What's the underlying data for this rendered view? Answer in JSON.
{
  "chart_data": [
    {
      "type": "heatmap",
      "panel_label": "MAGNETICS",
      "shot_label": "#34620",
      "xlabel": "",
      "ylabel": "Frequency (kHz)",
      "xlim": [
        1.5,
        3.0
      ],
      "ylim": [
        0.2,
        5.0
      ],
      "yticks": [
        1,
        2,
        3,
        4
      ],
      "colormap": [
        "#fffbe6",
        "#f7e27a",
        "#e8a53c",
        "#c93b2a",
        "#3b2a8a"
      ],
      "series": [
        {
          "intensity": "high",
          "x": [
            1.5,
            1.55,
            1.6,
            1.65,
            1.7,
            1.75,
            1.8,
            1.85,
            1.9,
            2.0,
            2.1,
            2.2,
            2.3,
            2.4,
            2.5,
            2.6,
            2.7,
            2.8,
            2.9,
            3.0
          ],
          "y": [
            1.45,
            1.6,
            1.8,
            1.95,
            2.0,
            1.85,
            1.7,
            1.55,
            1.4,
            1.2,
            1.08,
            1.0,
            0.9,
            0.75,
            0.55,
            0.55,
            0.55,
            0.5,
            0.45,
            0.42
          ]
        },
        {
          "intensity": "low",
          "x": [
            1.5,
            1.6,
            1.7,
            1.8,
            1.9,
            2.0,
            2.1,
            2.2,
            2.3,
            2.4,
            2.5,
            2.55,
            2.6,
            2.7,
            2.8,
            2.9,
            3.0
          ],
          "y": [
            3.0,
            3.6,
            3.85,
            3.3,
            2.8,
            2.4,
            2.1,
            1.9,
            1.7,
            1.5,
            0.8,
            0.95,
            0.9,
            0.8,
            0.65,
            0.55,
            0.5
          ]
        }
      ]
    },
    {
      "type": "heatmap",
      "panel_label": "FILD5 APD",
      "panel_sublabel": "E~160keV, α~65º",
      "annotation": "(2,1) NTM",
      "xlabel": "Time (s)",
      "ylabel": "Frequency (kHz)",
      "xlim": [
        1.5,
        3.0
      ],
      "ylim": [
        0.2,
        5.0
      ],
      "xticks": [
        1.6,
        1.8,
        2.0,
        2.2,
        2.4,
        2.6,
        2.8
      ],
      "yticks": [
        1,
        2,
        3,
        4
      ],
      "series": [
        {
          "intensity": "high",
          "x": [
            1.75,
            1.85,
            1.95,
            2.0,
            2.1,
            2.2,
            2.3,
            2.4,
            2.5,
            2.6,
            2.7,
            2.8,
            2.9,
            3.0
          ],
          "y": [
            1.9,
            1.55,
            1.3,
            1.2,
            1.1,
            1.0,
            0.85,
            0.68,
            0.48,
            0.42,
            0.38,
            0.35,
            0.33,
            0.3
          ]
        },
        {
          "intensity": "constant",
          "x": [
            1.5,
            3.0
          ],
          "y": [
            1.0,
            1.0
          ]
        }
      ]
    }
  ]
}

++++++

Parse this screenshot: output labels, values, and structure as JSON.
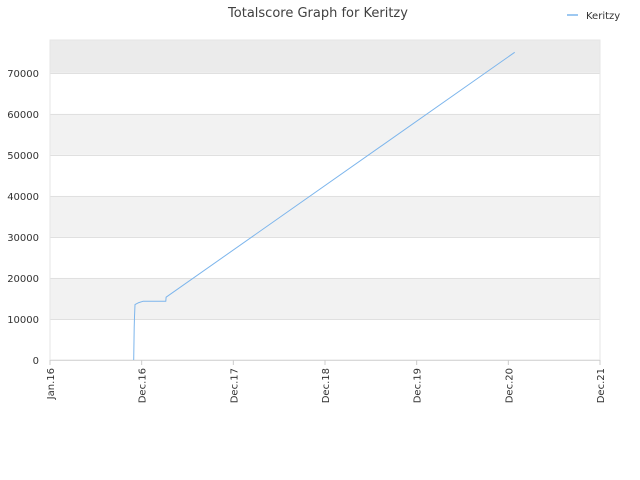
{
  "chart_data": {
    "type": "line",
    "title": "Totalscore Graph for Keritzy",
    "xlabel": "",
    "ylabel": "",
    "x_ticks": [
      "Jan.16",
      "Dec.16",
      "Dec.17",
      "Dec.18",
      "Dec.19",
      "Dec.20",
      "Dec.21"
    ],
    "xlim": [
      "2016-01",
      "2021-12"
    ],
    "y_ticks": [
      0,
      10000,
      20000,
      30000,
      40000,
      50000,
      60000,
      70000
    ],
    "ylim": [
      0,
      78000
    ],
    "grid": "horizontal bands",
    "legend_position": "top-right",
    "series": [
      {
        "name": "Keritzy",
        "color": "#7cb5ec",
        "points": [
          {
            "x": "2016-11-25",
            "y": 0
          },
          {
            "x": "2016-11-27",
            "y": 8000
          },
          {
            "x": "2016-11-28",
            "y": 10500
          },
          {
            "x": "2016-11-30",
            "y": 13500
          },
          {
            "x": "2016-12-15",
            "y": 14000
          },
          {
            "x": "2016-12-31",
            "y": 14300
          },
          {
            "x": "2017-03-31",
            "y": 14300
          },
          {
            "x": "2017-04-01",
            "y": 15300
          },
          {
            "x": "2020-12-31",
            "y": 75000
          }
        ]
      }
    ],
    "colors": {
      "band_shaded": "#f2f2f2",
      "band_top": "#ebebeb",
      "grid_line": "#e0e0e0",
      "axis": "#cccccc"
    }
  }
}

++++++

### Required task
Count every line in the entries above where the word "JSON" appears; respond with the number alone.

### Full response
2